**What the task asks**
Each entry below is to be transcribed exactly.

start Record extracts

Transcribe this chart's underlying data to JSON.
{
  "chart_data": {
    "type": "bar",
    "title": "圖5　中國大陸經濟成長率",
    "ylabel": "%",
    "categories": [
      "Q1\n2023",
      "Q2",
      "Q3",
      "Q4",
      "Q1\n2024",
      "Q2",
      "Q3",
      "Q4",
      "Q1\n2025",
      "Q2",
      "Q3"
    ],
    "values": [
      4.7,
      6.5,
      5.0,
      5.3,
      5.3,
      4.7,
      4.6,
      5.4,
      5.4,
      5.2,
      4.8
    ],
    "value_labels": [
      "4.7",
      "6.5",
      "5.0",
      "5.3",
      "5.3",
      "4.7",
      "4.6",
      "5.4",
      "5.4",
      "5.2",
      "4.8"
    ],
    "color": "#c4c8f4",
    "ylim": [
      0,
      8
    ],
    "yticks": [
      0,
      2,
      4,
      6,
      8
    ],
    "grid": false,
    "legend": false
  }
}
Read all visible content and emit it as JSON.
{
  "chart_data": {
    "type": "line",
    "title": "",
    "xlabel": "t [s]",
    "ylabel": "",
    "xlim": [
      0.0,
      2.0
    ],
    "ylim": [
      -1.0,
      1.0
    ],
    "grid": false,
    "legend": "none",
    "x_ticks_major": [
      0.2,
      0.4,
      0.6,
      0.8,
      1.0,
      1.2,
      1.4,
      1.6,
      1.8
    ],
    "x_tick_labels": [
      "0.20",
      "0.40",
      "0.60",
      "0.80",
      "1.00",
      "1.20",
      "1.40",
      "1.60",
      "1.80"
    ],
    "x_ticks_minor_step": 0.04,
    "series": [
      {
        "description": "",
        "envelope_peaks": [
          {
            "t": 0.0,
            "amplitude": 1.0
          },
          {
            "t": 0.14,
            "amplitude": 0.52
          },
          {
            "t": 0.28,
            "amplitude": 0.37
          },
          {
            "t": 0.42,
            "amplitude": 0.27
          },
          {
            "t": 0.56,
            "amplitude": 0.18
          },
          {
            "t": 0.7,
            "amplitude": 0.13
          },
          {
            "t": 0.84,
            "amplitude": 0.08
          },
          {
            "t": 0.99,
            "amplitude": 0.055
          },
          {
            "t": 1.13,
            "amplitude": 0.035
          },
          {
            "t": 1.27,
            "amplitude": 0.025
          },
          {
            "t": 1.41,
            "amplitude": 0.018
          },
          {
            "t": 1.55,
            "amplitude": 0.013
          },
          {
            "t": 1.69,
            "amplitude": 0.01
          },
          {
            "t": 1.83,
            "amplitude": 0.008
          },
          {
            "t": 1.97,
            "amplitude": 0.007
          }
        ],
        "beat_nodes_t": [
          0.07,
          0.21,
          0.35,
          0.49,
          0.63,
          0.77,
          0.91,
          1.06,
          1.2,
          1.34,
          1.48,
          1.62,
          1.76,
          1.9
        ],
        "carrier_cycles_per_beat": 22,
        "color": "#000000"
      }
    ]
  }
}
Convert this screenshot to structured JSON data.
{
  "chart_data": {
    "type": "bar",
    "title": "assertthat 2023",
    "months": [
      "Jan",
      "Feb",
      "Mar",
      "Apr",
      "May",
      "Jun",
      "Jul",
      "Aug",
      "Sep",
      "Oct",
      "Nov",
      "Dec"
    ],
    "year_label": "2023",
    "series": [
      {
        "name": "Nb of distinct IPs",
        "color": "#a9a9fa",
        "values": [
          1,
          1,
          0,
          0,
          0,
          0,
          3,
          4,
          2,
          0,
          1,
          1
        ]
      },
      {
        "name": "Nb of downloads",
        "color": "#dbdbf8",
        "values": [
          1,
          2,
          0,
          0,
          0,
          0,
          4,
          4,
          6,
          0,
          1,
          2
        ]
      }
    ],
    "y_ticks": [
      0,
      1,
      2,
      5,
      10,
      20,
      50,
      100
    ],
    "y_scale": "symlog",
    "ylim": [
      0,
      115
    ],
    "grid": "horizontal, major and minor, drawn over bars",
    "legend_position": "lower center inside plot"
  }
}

end Record extracts

**Output**
Transcribe this chart's underlying data to JSON.
{
  "chart_data": {
    "type": "bar",
    "title": "圖5　中國大陸經濟成長率",
    "ylabel": "%",
    "categories": [
      "Q1\n2023",
      "Q2",
      "Q3",
      "Q4",
      "Q1\n2024",
      "Q2",
      "Q3",
      "Q4",
      "Q1\n2025",
      "Q2",
      "Q3"
    ],
    "values": [
      4.7,
      6.5,
      5.0,
      5.3,
      5.3,
      4.7,
      4.6,
      5.4,
      5.4,
      5.2,
      4.8
    ],
    "value_labels": [
      "4.7",
      "6.5",
      "5.0",
      "5.3",
      "5.3",
      "4.7",
      "4.6",
      "5.4",
      "5.4",
      "5.2",
      "4.8"
    ],
    "color": "#c4c8f4",
    "ylim": [
      0,
      8
    ],
    "yticks": [
      0,
      2,
      4,
      6,
      8
    ],
    "grid": false,
    "legend": false
  }
}
Read all visible content and emit it as JSON.
{
  "chart_data": {
    "type": "line",
    "title": "",
    "xlabel": "t [s]",
    "ylabel": "",
    "xlim": [
      0.0,
      2.0
    ],
    "ylim": [
      -1.0,
      1.0
    ],
    "grid": false,
    "legend": "none",
    "x_ticks_major": [
      0.2,
      0.4,
      0.6,
      0.8,
      1.0,
      1.2,
      1.4,
      1.6,
      1.8
    ],
    "x_tick_labels": [
      "0.20",
      "0.40",
      "0.60",
      "0.80",
      "1.00",
      "1.20",
      "1.40",
      "1.60",
      "1.80"
    ],
    "x_ticks_minor_step": 0.04,
    "series": [
      {
        "description": "",
        "envelope_peaks": [
          {
            "t": 0.0,
            "amplitude": 1.0
          },
          {
            "t": 0.14,
            "amplitude": 0.52
          },
          {
            "t": 0.28,
            "amplitude": 0.37
          },
          {
            "t": 0.42,
            "amplitude": 0.27
          },
          {
            "t": 0.56,
            "amplitude": 0.18
          },
          {
            "t": 0.7,
            "amplitude": 0.13
          },
          {
            "t": 0.84,
            "amplitude": 0.08
          },
          {
            "t": 0.99,
            "amplitude": 0.055
          },
          {
            "t": 1.13,
            "amplitude": 0.035
          },
          {
            "t": 1.27,
            "amplitude": 0.025
          },
          {
            "t": 1.41,
            "amplitude": 0.018
          },
          {
            "t": 1.55,
            "amplitude": 0.013
          },
          {
            "t": 1.69,
            "amplitude": 0.01
          },
          {
            "t": 1.83,
            "amplitude": 0.008
          },
          {
            "t": 1.97,
            "amplitude": 0.007
          }
        ],
        "beat_nodes_t": [
          0.07,
          0.21,
          0.35,
          0.49,
          0.63,
          0.77,
          0.91,
          1.06,
          1.2,
          1.34,
          1.48,
          1.62,
          1.76,
          1.9
        ],
        "carrier_cycles_per_beat": 22,
        "color": "#000000"
      }
    ]
  }
}
Convert this screenshot to structured JSON data.
{
  "chart_data": {
    "type": "bar",
    "title": "assertthat 2023",
    "months": [
      "Jan",
      "Feb",
      "Mar",
      "Apr",
      "May",
      "Jun",
      "Jul",
      "Aug",
      "Sep",
      "Oct",
      "Nov",
      "Dec"
    ],
    "year_label": "2023",
    "series": [
      {
        "name": "Nb of distinct IPs",
        "color": "#a9a9fa",
        "values": [
          1,
          1,
          0,
          0,
          0,
          0,
          3,
          4,
          2,
          0,
          1,
          1
        ]
      },
      {
        "name": "Nb of downloads",
        "color": "#dbdbf8",
        "values": [
          1,
          2,
          0,
          0,
          0,
          0,
          4,
          4,
          6,
          0,
          1,
          2
        ]
      }
    ],
    "y_ticks": [
      0,
      1,
      2,
      5,
      10,
      20,
      50,
      100
    ],
    "y_scale": "symlog",
    "ylim": [
      0,
      115
    ],
    "grid": "horizontal, major and minor, drawn over bars",
    "legend_position": "lower center inside plot"
  }
}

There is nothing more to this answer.